» LISTING
□ □ □ □ □ □ □

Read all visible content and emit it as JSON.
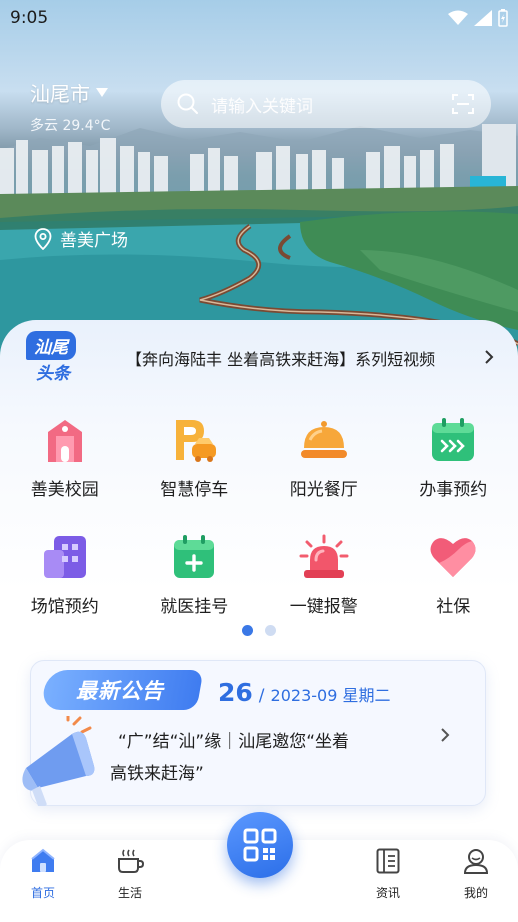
{
  "status_bar": {
    "time": "9:05"
  },
  "header": {
    "city": "汕尾市",
    "weather_condition": "多云",
    "temperature": "29.4°C",
    "search_placeholder": "请输入关键词",
    "location": "善美广场"
  },
  "ticker": {
    "badge_top": "汕尾",
    "badge_bottom": "头条",
    "headline": "【奔向海陆丰 坐着高铁来赶海】系列短视频"
  },
  "services": [
    {
      "label": "善美校园",
      "icon": "campus-icon"
    },
    {
      "label": "智慧停车",
      "icon": "parking-icon"
    },
    {
      "label": "阳光餐厅",
      "icon": "restaurant-icon"
    },
    {
      "label": "办事预约",
      "icon": "appointment-icon"
    },
    {
      "label": "场馆预约",
      "icon": "venue-icon"
    },
    {
      "label": "就医挂号",
      "icon": "medical-icon"
    },
    {
      "label": "一键报警",
      "icon": "alarm-icon"
    },
    {
      "label": "社保",
      "icon": "heart-icon"
    }
  ],
  "pager": {
    "pages": 2,
    "active": 1
  },
  "announcement": {
    "tag": "最新公告",
    "day": "26",
    "month": "2023-09 星期二",
    "line1": "“广”结“汕”缘｜汕尾邀您“坐着",
    "line2": "高铁来赶海”"
  },
  "bottom_nav": [
    {
      "label": "首页",
      "active": true,
      "icon": "home-icon"
    },
    {
      "label": "生活",
      "active": false,
      "icon": "cup-icon"
    },
    {
      "label": "资讯",
      "active": false,
      "icon": "news-icon"
    },
    {
      "label": "我的",
      "active": false,
      "icon": "profile-icon"
    }
  ],
  "colors": {
    "accent": "#2f6ee0",
    "badge": "#2f6ee0"
  }
}
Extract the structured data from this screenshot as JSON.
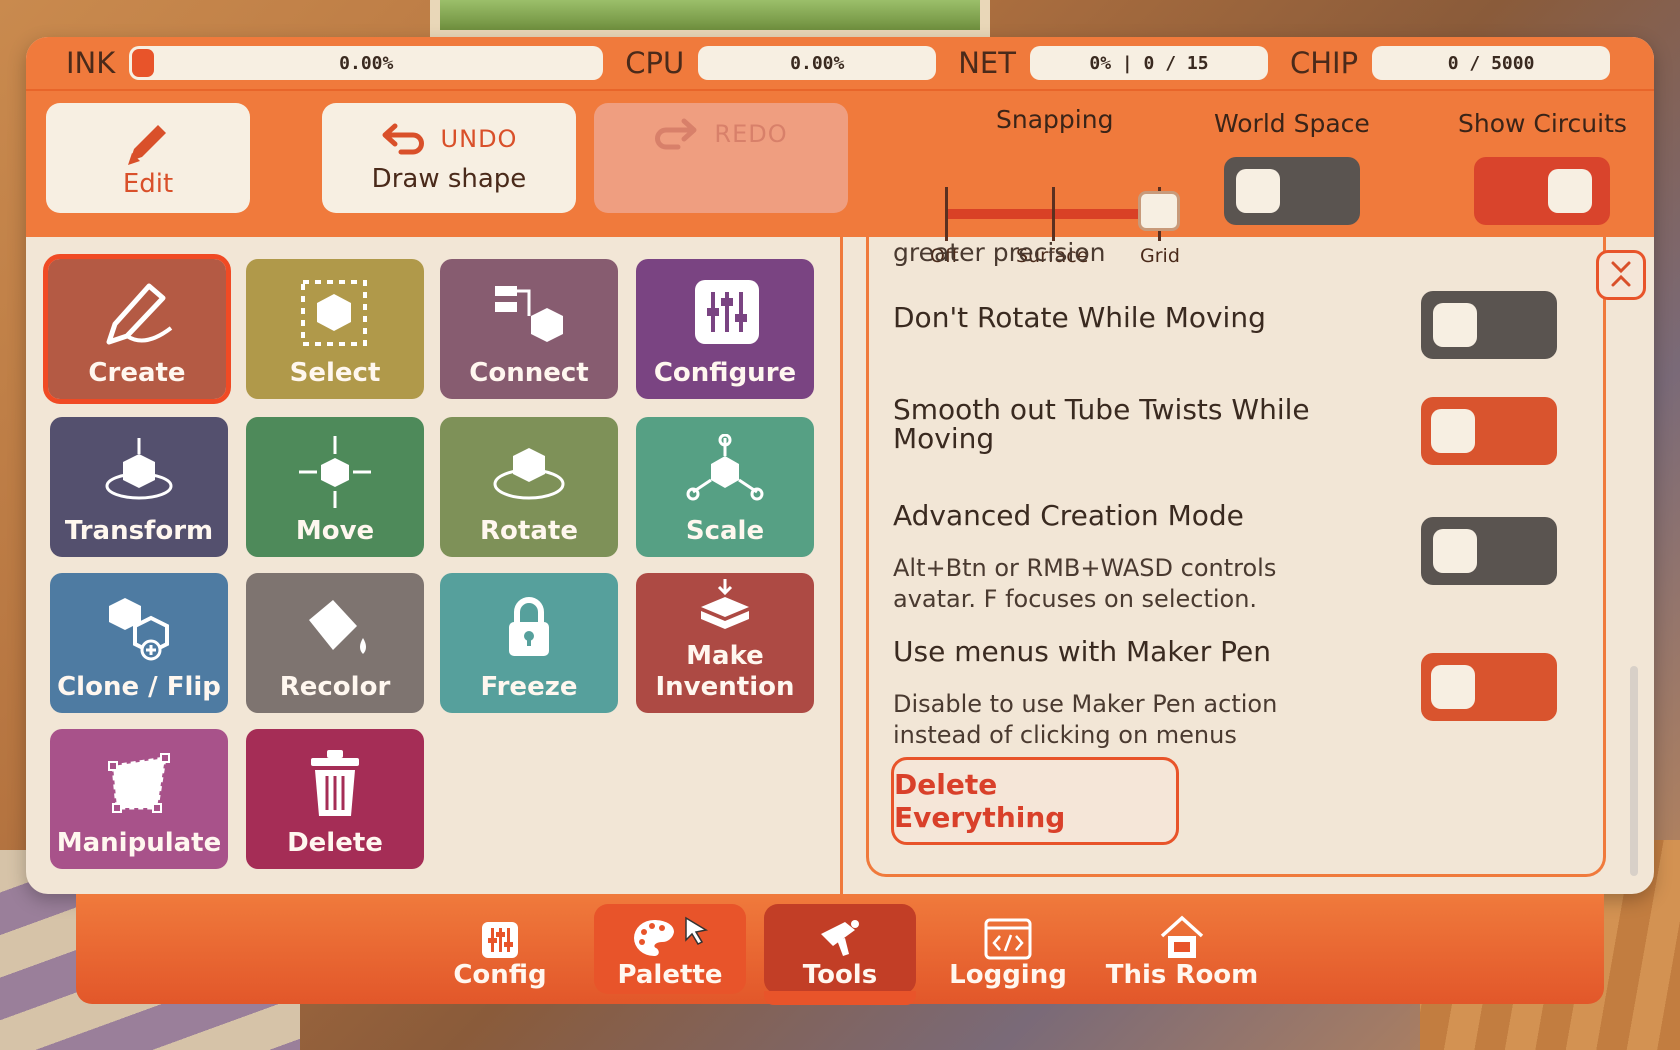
{
  "stats": {
    "ink_label": "INK",
    "ink_value": "0.00%",
    "ink_fraction": 0.0,
    "cpu_label": "CPU",
    "cpu_value": "0.00%",
    "net_label": "NET",
    "net_value": "0% | 0 / 15",
    "chip_label": "CHIP",
    "chip_value": "0 / 5000"
  },
  "toolbar": {
    "edit_label": "Edit",
    "undo_label": "UNDO",
    "undo_action": "Draw shape",
    "redo_label": "REDO",
    "snapping_title": "Snapping",
    "snapping_options": [
      "Off",
      "Surface",
      "Grid"
    ],
    "snapping_selected": "Grid",
    "world_space_label": "World Space",
    "world_space_on": false,
    "show_circuits_label": "Show Circuits",
    "show_circuits_on": true
  },
  "tools": [
    {
      "label": "Create",
      "color": "#b45a44",
      "selected": true
    },
    {
      "label": "Select",
      "color": "#b0994a"
    },
    {
      "label": "Connect",
      "color": "#875c70"
    },
    {
      "label": "Configure",
      "color": "#7a4482"
    },
    {
      "label": "Transform",
      "color": "#54506e"
    },
    {
      "label": "Move",
      "color": "#4e8a5a"
    },
    {
      "label": "Rotate",
      "color": "#7e9158"
    },
    {
      "label": "Scale",
      "color": "#56a084"
    },
    {
      "label": "Clone / Flip",
      "color": "#4e7ba2"
    },
    {
      "label": "Recolor",
      "color": "#7e7470"
    },
    {
      "label": "Freeze",
      "color": "#56a09c"
    },
    {
      "label": "Make Invention",
      "color": "#ad4a44"
    },
    {
      "label": "Manipulate",
      "color": "#a8528a"
    },
    {
      "label": "Delete",
      "color": "#a52d56"
    }
  ],
  "settings": {
    "partial_text": "greater precision",
    "dont_rotate": {
      "title": "Don't Rotate While Moving",
      "on": false
    },
    "smooth_tubes": {
      "title": "Smooth out Tube Twists While Moving",
      "on": true
    },
    "advanced_mode": {
      "title": "Advanced Creation Mode",
      "desc": "Alt+Btn or RMB+WASD controls avatar. F focuses on selection.",
      "on": false
    },
    "maker_pen_menus": {
      "title": "Use menus with Maker Pen",
      "desc": "Disable to use Maker Pen action instead of clicking on menus",
      "on": true
    },
    "delete_everything": "Delete Everything"
  },
  "nav": [
    {
      "label": "Config",
      "icon": "sliders-icon"
    },
    {
      "label": "Palette",
      "icon": "palette-icon"
    },
    {
      "label": "Tools",
      "icon": "maker-pen-icon",
      "active": true
    },
    {
      "label": "Logging",
      "icon": "code-window-icon"
    },
    {
      "label": "This Room",
      "icon": "room-house-icon"
    }
  ]
}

□ □ □ □ □ □ □

» WORK TO DO
Reproduce the listing above exactly, excluding all pictures.

» SOLUTION FOR THIS EXERCISE
Read all visible content and emit it as JSON.
{
  "status_bar": {
    "time": "9:05"
  },
  "header": {
    "city": "汕尾市",
    "weather_condition": "多云",
    "temperature": "29.4°C",
    "search_placeholder": "请输入关键词",
    "location": "善美广场"
  },
  "ticker": {
    "badge_top": "汕尾",
    "badge_bottom": "头条",
    "headline": "【奔向海陆丰 坐着高铁来赶海】系列短视频"
  },
  "services": [
    {
      "label": "善美校园",
      "icon": "campus-icon"
    },
    {
      "label": "智慧停车",
      "icon": "parking-icon"
    },
    {
      "label": "阳光餐厅",
      "icon": "restaurant-icon"
    },
    {
      "label": "办事预约",
      "icon": "appointment-icon"
    },
    {
      "label": "场馆预约",
      "icon": "venue-icon"
    },
    {
      "label": "就医挂号",
      "icon": "medical-icon"
    },
    {
      "label": "一键报警",
      "icon": "alarm-icon"
    },
    {
      "label": "社保",
      "icon": "heart-icon"
    }
  ],
  "pager": {
    "pages": 2,
    "active": 1
  },
  "announcement": {
    "tag": "最新公告",
    "day": "26",
    "month": "2023-09 星期二",
    "line1": "“广”结“汕”缘｜汕尾邀您“坐着",
    "line2": "高铁来赶海”"
  },
  "bottom_nav": [
    {
      "label": "首页",
      "active": true,
      "icon": "home-icon"
    },
    {
      "label": "生活",
      "active": false,
      "icon": "cup-icon"
    },
    {
      "label": "资讯",
      "active": false,
      "icon": "news-icon"
    },
    {
      "label": "我的",
      "active": false,
      "icon": "profile-icon"
    }
  ],
  "colors": {
    "accent": "#2f6ee0",
    "badge": "#2f6ee0"
  }
}
Extract the structured data from this screenshot as JSON.
{
  "stats": {
    "ink_label": "INK",
    "ink_value": "0.00%",
    "ink_fraction": 0.0,
    "cpu_label": "CPU",
    "cpu_value": "0.00%",
    "net_label": "NET",
    "net_value": "0% | 0 / 15",
    "chip_label": "CHIP",
    "chip_value": "0 / 5000"
  },
  "toolbar": {
    "edit_label": "Edit",
    "undo_label": "UNDO",
    "undo_action": "Draw shape",
    "redo_label": "REDO",
    "snapping_title": "Snapping",
    "snapping_options": [
      "Off",
      "Surface",
      "Grid"
    ],
    "snapping_selected": "Grid",
    "world_space_label": "World Space",
    "world_space_on": false,
    "show_circuits_label": "Show Circuits",
    "show_circuits_on": true
  },
  "tools": [
    {
      "label": "Create",
      "color": "#b45a44",
      "selected": true
    },
    {
      "label": "Select",
      "color": "#b0994a"
    },
    {
      "label": "Connect",
      "color": "#875c70"
    },
    {
      "label": "Configure",
      "color": "#7a4482"
    },
    {
      "label": "Transform",
      "color": "#54506e"
    },
    {
      "label": "Move",
      "color": "#4e8a5a"
    },
    {
      "label": "Rotate",
      "color": "#7e9158"
    },
    {
      "label": "Scale",
      "color": "#56a084"
    },
    {
      "label": "Clone / Flip",
      "color": "#4e7ba2"
    },
    {
      "label": "Recolor",
      "color": "#7e7470"
    },
    {
      "label": "Freeze",
      "color": "#56a09c"
    },
    {
      "label": "Make Invention",
      "color": "#ad4a44"
    },
    {
      "label": "Manipulate",
      "color": "#a8528a"
    },
    {
      "label": "Delete",
      "color": "#a52d56"
    }
  ],
  "settings": {
    "partial_text": "greater precision",
    "dont_rotate": {
      "title": "Don't Rotate While Moving",
      "on": false
    },
    "smooth_tubes": {
      "title": "Smooth out Tube Twists While Moving",
      "on": true
    },
    "advanced_mode": {
      "title": "Advanced Creation Mode",
      "desc": "Alt+Btn or RMB+WASD controls avatar. F focuses on selection.",
      "on": false
    },
    "maker_pen_menus": {
      "title": "Use menus with Maker Pen",
      "desc": "Disable to use Maker Pen action instead of clicking on menus",
      "on": true
    },
    "delete_everything": "Delete Everything"
  },
  "nav": [
    {
      "label": "Config",
      "icon": "sliders-icon"
    },
    {
      "label": "Palette",
      "icon": "palette-icon"
    },
    {
      "label": "Tools",
      "icon": "maker-pen-icon",
      "active": true
    },
    {
      "label": "Logging",
      "icon": "code-window-icon"
    },
    {
      "label": "This Room",
      "icon": "room-house-icon"
    }
  ]
}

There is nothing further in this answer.